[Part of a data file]
▽

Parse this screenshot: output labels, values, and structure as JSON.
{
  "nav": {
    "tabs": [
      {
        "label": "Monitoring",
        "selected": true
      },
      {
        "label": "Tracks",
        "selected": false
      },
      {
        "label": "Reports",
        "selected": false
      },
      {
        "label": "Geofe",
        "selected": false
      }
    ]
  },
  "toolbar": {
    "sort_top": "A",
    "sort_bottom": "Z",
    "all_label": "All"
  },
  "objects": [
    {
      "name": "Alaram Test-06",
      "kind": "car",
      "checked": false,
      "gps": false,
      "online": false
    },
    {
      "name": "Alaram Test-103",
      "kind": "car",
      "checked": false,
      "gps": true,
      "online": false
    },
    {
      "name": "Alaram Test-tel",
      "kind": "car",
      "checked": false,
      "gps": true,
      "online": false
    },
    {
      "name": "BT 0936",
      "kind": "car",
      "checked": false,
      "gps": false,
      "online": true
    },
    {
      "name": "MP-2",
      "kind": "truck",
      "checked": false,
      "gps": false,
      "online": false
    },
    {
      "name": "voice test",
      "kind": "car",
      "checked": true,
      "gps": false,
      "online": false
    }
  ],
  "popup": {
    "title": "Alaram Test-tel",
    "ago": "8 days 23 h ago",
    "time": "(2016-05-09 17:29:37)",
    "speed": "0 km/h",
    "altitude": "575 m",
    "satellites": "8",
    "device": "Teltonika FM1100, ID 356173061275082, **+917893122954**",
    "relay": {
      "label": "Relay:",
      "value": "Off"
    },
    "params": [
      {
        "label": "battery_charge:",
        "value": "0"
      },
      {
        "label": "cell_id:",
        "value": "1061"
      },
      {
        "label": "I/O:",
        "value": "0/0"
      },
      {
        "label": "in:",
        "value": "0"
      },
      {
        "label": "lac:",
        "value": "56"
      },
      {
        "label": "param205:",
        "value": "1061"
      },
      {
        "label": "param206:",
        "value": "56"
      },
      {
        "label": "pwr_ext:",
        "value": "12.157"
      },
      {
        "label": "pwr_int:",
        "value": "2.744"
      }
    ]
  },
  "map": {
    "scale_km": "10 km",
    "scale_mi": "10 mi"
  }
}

△

Write out every line of the data that holds the word "true".

▶ _Result_:
        "selected": true
      "gps": true,
      "gps": true,
      "online": true
      "checked": true,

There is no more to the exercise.